Task requirements:
Answer with the number of lines in the listing below that contain the word "name", and nothing else.

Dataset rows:

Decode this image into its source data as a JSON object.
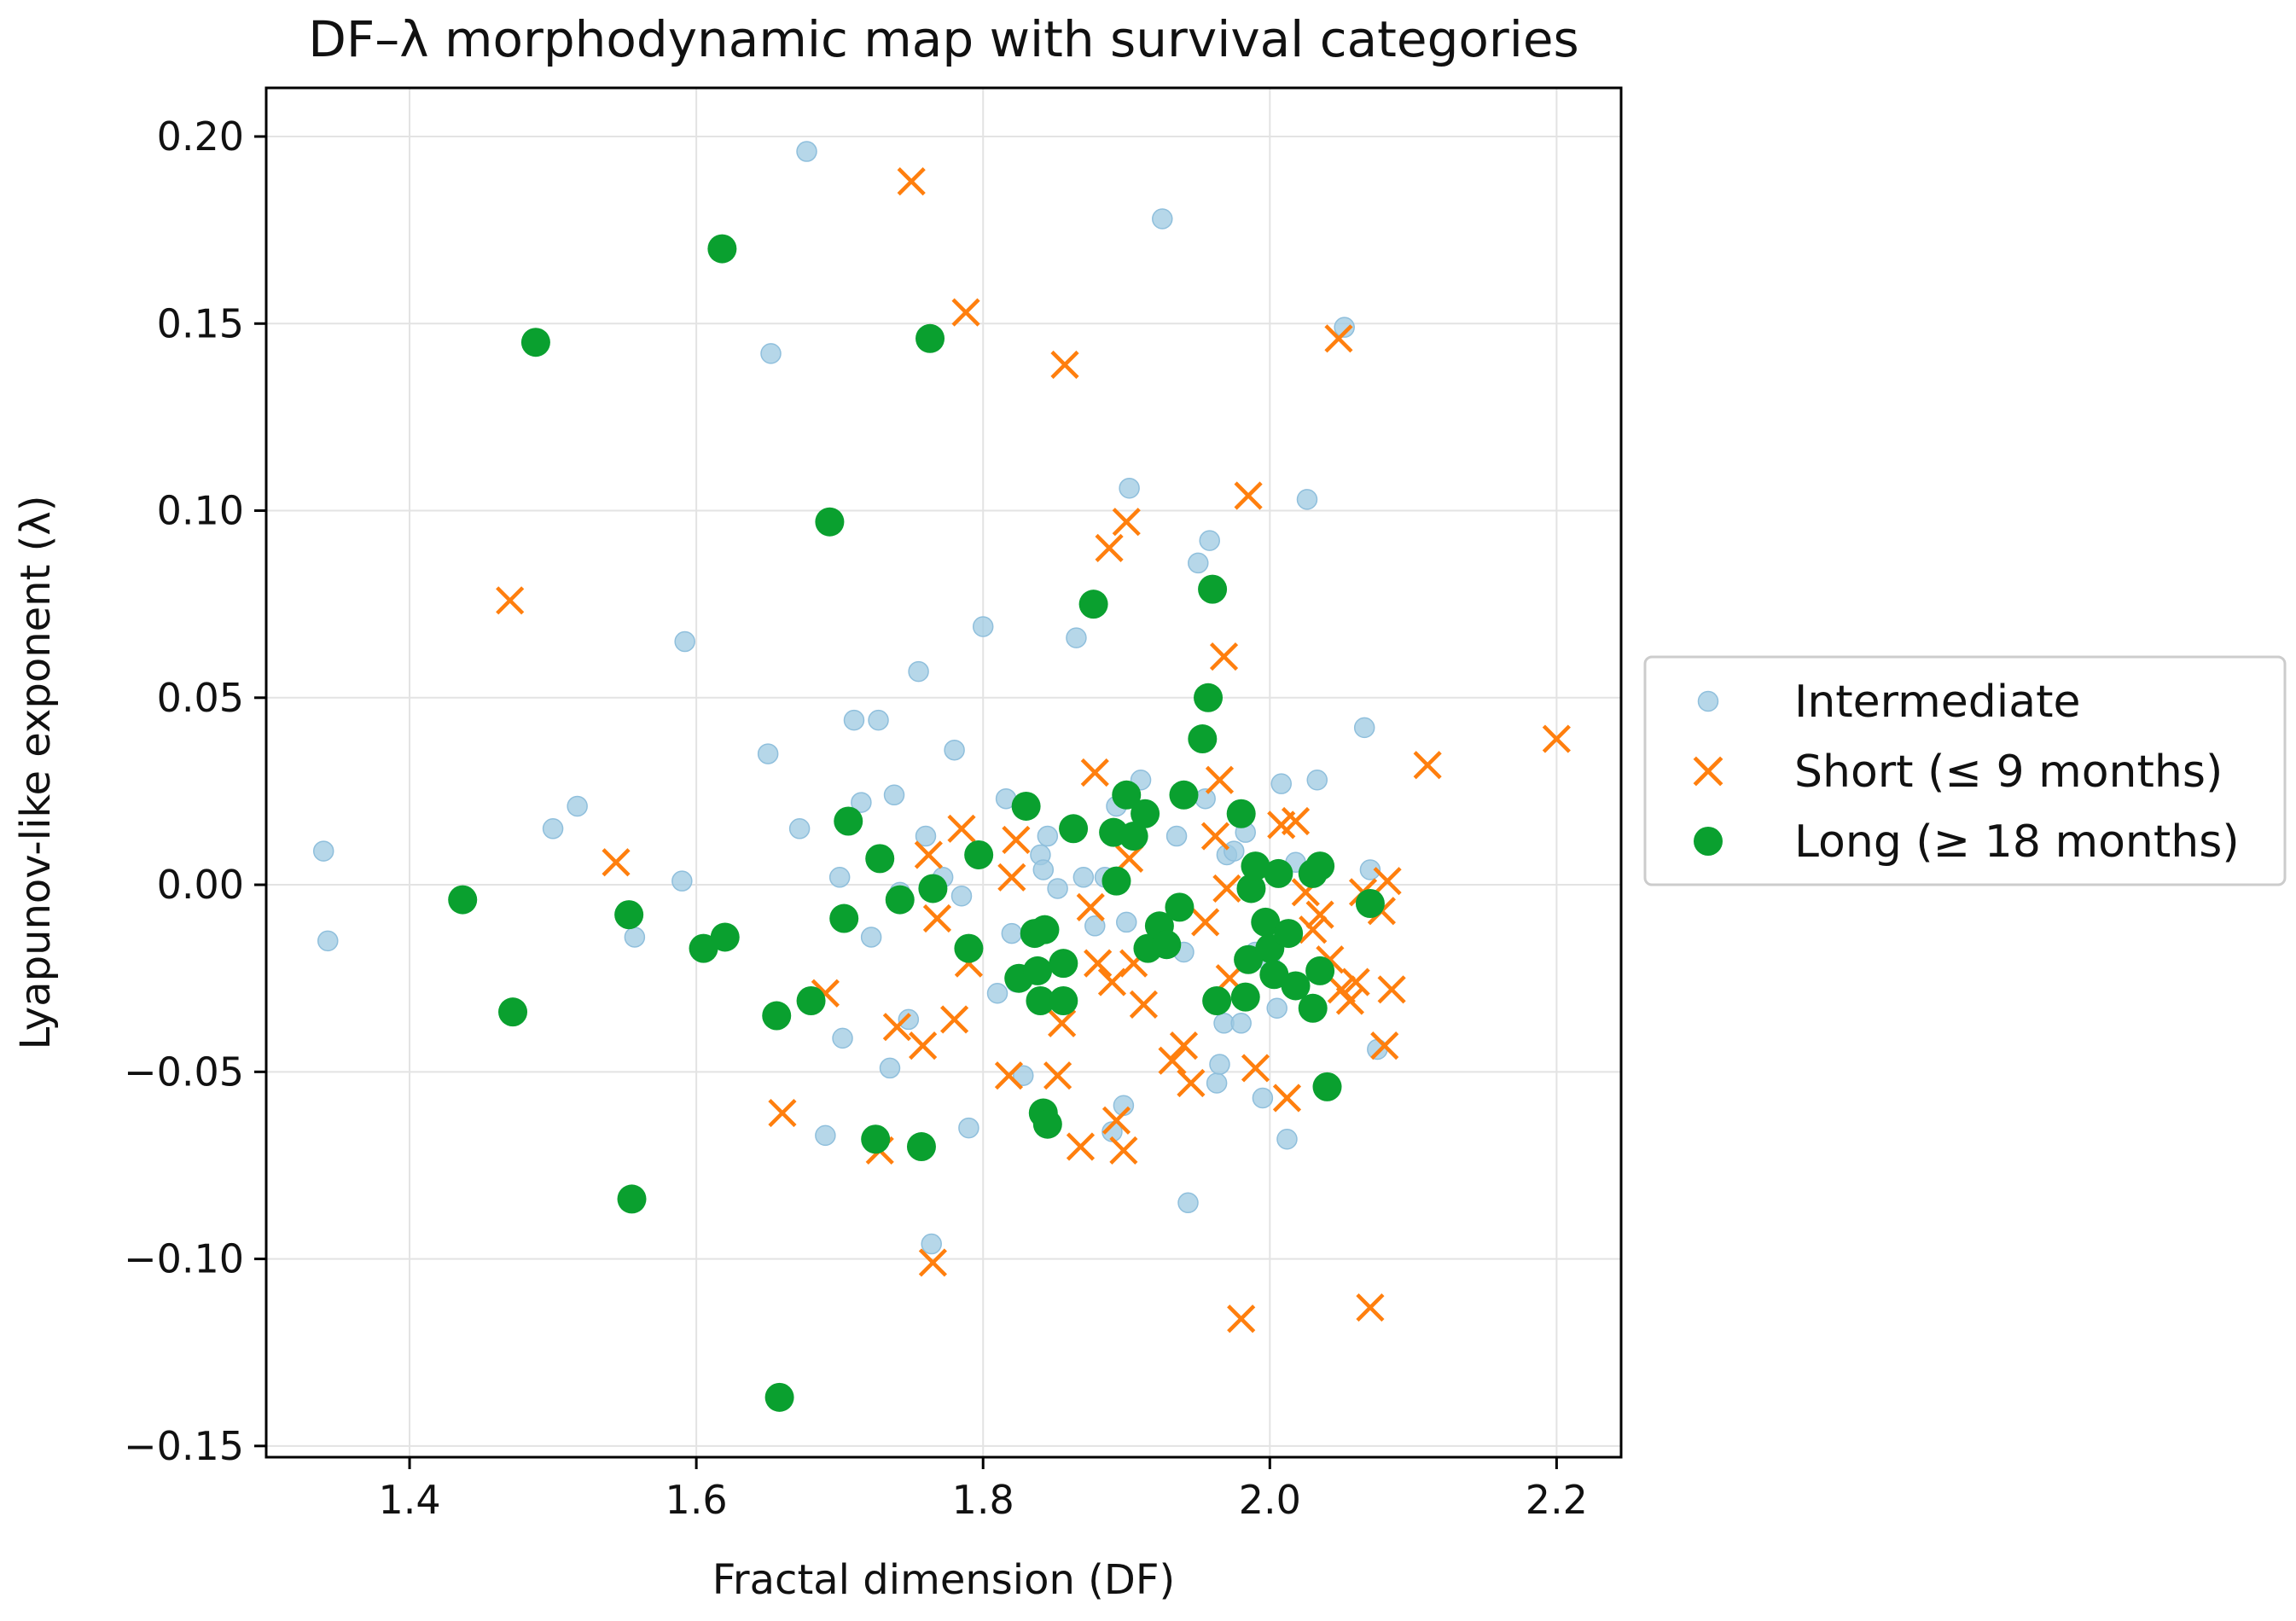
{
  "chart_data": {
    "type": "scatter",
    "title": "DF–λ morphodynamic map with survival categories",
    "xlabel": "Fractal dimension (DF)",
    "ylabel": "Lyapunov-like exponent (λ)",
    "xlim": [
      1.3,
      2.245
    ],
    "ylim": [
      -0.153,
      0.213
    ],
    "xticks": [
      1.4,
      1.6,
      1.8,
      2.0,
      2.2
    ],
    "xtick_labels": [
      "1.4",
      "1.6",
      "1.8",
      "2.0",
      "2.2"
    ],
    "yticks": [
      -0.15,
      -0.1,
      -0.05,
      0.0,
      0.05,
      0.1,
      0.15,
      0.2
    ],
    "ytick_labels": [
      "−0.15",
      "−0.10",
      "−0.05",
      "0.00",
      "0.05",
      "0.10",
      "0.15",
      "0.20"
    ],
    "grid": true,
    "legend_position": "right",
    "series": [
      {
        "name": "Intermediate",
        "marker": "circle",
        "color": "#9ecae1",
        "points": [
          [
            1.34,
            0.009
          ],
          [
            1.343,
            -0.015
          ],
          [
            1.5,
            0.015
          ],
          [
            1.517,
            0.021
          ],
          [
            1.557,
            -0.014
          ],
          [
            1.59,
            0.001
          ],
          [
            1.592,
            0.065
          ],
          [
            1.65,
            0.035
          ],
          [
            1.652,
            0.142
          ],
          [
            1.672,
            0.015
          ],
          [
            1.677,
            0.196
          ],
          [
            1.69,
            -0.067
          ],
          [
            1.7,
            0.002
          ],
          [
            1.702,
            -0.041
          ],
          [
            1.71,
            0.044
          ],
          [
            1.715,
            0.022
          ],
          [
            1.722,
            -0.014
          ],
          [
            1.727,
            0.044
          ],
          [
            1.735,
            -0.049
          ],
          [
            1.738,
            0.024
          ],
          [
            1.742,
            -0.002
          ],
          [
            1.748,
            -0.036
          ],
          [
            1.755,
            0.057
          ],
          [
            1.76,
            0.013
          ],
          [
            1.764,
            -0.096
          ],
          [
            1.772,
            0.002
          ],
          [
            1.78,
            0.036
          ],
          [
            1.785,
            -0.003
          ],
          [
            1.79,
            -0.065
          ],
          [
            1.8,
            0.069
          ],
          [
            1.81,
            -0.029
          ],
          [
            1.816,
            0.023
          ],
          [
            1.82,
            -0.013
          ],
          [
            1.823,
            -0.026
          ],
          [
            1.828,
            -0.051
          ],
          [
            1.84,
            0.008
          ],
          [
            1.842,
            0.004
          ],
          [
            1.845,
            0.013
          ],
          [
            1.852,
            -0.001
          ],
          [
            1.865,
            0.066
          ],
          [
            1.87,
            0.002
          ],
          [
            1.878,
            -0.011
          ],
          [
            1.885,
            0.002
          ],
          [
            1.89,
            -0.066
          ],
          [
            1.893,
            0.021
          ],
          [
            1.898,
            -0.059
          ],
          [
            1.9,
            -0.01
          ],
          [
            1.902,
            0.106
          ],
          [
            1.91,
            0.028
          ],
          [
            1.925,
            0.178
          ],
          [
            1.935,
            0.013
          ],
          [
            1.94,
            -0.018
          ],
          [
            1.943,
            -0.085
          ],
          [
            1.95,
            0.086
          ],
          [
            1.955,
            0.023
          ],
          [
            1.958,
            0.092
          ],
          [
            1.963,
            -0.053
          ],
          [
            1.965,
            -0.048
          ],
          [
            1.968,
            -0.037
          ],
          [
            1.97,
            0.008
          ],
          [
            1.975,
            0.009
          ],
          [
            1.98,
            -0.037
          ],
          [
            1.983,
            0.014
          ],
          [
            1.99,
            -0.018
          ],
          [
            1.995,
            -0.057
          ],
          [
            2.0,
            -0.021
          ],
          [
            2.005,
            -0.033
          ],
          [
            2.008,
            0.027
          ],
          [
            2.012,
            -0.068
          ],
          [
            2.018,
            0.006
          ],
          [
            2.026,
            0.103
          ],
          [
            2.033,
            0.028
          ],
          [
            2.052,
            0.149
          ],
          [
            2.066,
            0.042
          ],
          [
            2.07,
            0.004
          ],
          [
            2.075,
            -0.044
          ]
        ]
      },
      {
        "name": "Short (≤ 9 months)",
        "marker": "x",
        "color": "#ff7f0e",
        "points": [
          [
            1.47,
            0.076
          ],
          [
            1.544,
            0.006
          ],
          [
            1.66,
            -0.061
          ],
          [
            1.69,
            -0.029
          ],
          [
            1.728,
            -0.071
          ],
          [
            1.74,
            -0.038
          ],
          [
            1.75,
            0.188
          ],
          [
            1.758,
            -0.043
          ],
          [
            1.762,
            0.008
          ],
          [
            1.765,
            -0.101
          ],
          [
            1.768,
            -0.009
          ],
          [
            1.78,
            -0.036
          ],
          [
            1.785,
            0.015
          ],
          [
            1.788,
            0.153
          ],
          [
            1.79,
            -0.021
          ],
          [
            1.818,
            -0.051
          ],
          [
            1.82,
            0.002
          ],
          [
            1.823,
            0.012
          ],
          [
            1.855,
            -0.037
          ],
          [
            1.852,
            -0.051
          ],
          [
            1.857,
            0.139
          ],
          [
            1.868,
            -0.07
          ],
          [
            1.875,
            -0.006
          ],
          [
            1.878,
            0.03
          ],
          [
            1.88,
            -0.021
          ],
          [
            1.888,
            0.09
          ],
          [
            1.89,
            -0.026
          ],
          [
            1.893,
            -0.063
          ],
          [
            1.898,
            -0.071
          ],
          [
            1.9,
            0.097
          ],
          [
            1.902,
            0.007
          ],
          [
            1.905,
            -0.021
          ],
          [
            1.912,
            -0.032
          ],
          [
            1.932,
            -0.047
          ],
          [
            1.94,
            -0.043
          ],
          [
            1.945,
            -0.053
          ],
          [
            1.955,
            -0.01
          ],
          [
            1.962,
            0.013
          ],
          [
            1.965,
            0.028
          ],
          [
            1.968,
            0.061
          ],
          [
            1.97,
            -0.001
          ],
          [
            1.972,
            -0.025
          ],
          [
            1.98,
            -0.116
          ],
          [
            1.985,
            0.104
          ],
          [
            1.99,
            -0.049
          ],
          [
            2.008,
            0.016
          ],
          [
            2.012,
            -0.057
          ],
          [
            2.018,
            0.017
          ],
          [
            2.025,
            -0.002
          ],
          [
            2.03,
            -0.012
          ],
          [
            2.035,
            -0.008
          ],
          [
            2.042,
            -0.02
          ],
          [
            2.048,
            0.146
          ],
          [
            2.05,
            -0.028
          ],
          [
            2.056,
            -0.031
          ],
          [
            2.06,
            -0.026
          ],
          [
            2.065,
            -0.002
          ],
          [
            2.07,
            -0.113
          ],
          [
            2.078,
            -0.007
          ],
          [
            2.08,
            -0.043
          ],
          [
            2.082,
            0.001
          ],
          [
            2.085,
            -0.028
          ],
          [
            2.11,
            0.032
          ],
          [
            2.2,
            0.039
          ]
        ]
      },
      {
        "name": "Long (≥ 18 months)",
        "marker": "circle",
        "color": "#0aa02f",
        "points": [
          [
            1.437,
            -0.004
          ],
          [
            1.472,
            -0.034
          ],
          [
            1.488,
            0.145
          ],
          [
            1.553,
            -0.008
          ],
          [
            1.555,
            -0.084
          ],
          [
            1.605,
            -0.017
          ],
          [
            1.618,
            0.17
          ],
          [
            1.62,
            -0.014
          ],
          [
            1.656,
            -0.035
          ],
          [
            1.658,
            -0.137
          ],
          [
            1.68,
            -0.031
          ],
          [
            1.693,
            0.097
          ],
          [
            1.703,
            -0.009
          ],
          [
            1.706,
            0.017
          ],
          [
            1.725,
            -0.068
          ],
          [
            1.728,
            0.007
          ],
          [
            1.742,
            -0.004
          ],
          [
            1.757,
            -0.07
          ],
          [
            1.763,
            0.146
          ],
          [
            1.765,
            -0.001
          ],
          [
            1.79,
            -0.017
          ],
          [
            1.797,
            0.008
          ],
          [
            1.825,
            -0.025
          ],
          [
            1.83,
            0.021
          ],
          [
            1.836,
            -0.013
          ],
          [
            1.838,
            -0.023
          ],
          [
            1.84,
            -0.031
          ],
          [
            1.842,
            -0.061
          ],
          [
            1.843,
            -0.012
          ],
          [
            1.845,
            -0.064
          ],
          [
            1.856,
            -0.021
          ],
          [
            1.856,
            -0.031
          ],
          [
            1.863,
            0.015
          ],
          [
            1.877,
            0.075
          ],
          [
            1.891,
            0.014
          ],
          [
            1.893,
            0.001
          ],
          [
            1.9,
            0.024
          ],
          [
            1.905,
            0.013
          ],
          [
            1.913,
            0.019
          ],
          [
            1.915,
            -0.017
          ],
          [
            1.923,
            -0.011
          ],
          [
            1.928,
            -0.016
          ],
          [
            1.937,
            -0.006
          ],
          [
            1.94,
            0.024
          ],
          [
            1.953,
            0.039
          ],
          [
            1.957,
            0.05
          ],
          [
            1.96,
            0.079
          ],
          [
            1.963,
            -0.031
          ],
          [
            1.983,
            -0.03
          ],
          [
            1.98,
            0.019
          ],
          [
            1.985,
            -0.02
          ],
          [
            1.987,
            -0.001
          ],
          [
            1.99,
            0.005
          ],
          [
            1.997,
            -0.01
          ],
          [
            2.0,
            -0.017
          ],
          [
            2.003,
            -0.024
          ],
          [
            2.006,
            0.003
          ],
          [
            2.013,
            -0.013
          ],
          [
            2.018,
            -0.027
          ],
          [
            2.03,
            0.003
          ],
          [
            2.03,
            -0.033
          ],
          [
            2.035,
            -0.023
          ],
          [
            2.035,
            0.005
          ],
          [
            2.04,
            -0.054
          ],
          [
            2.07,
            -0.005
          ]
        ]
      }
    ]
  }
}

Full response:
3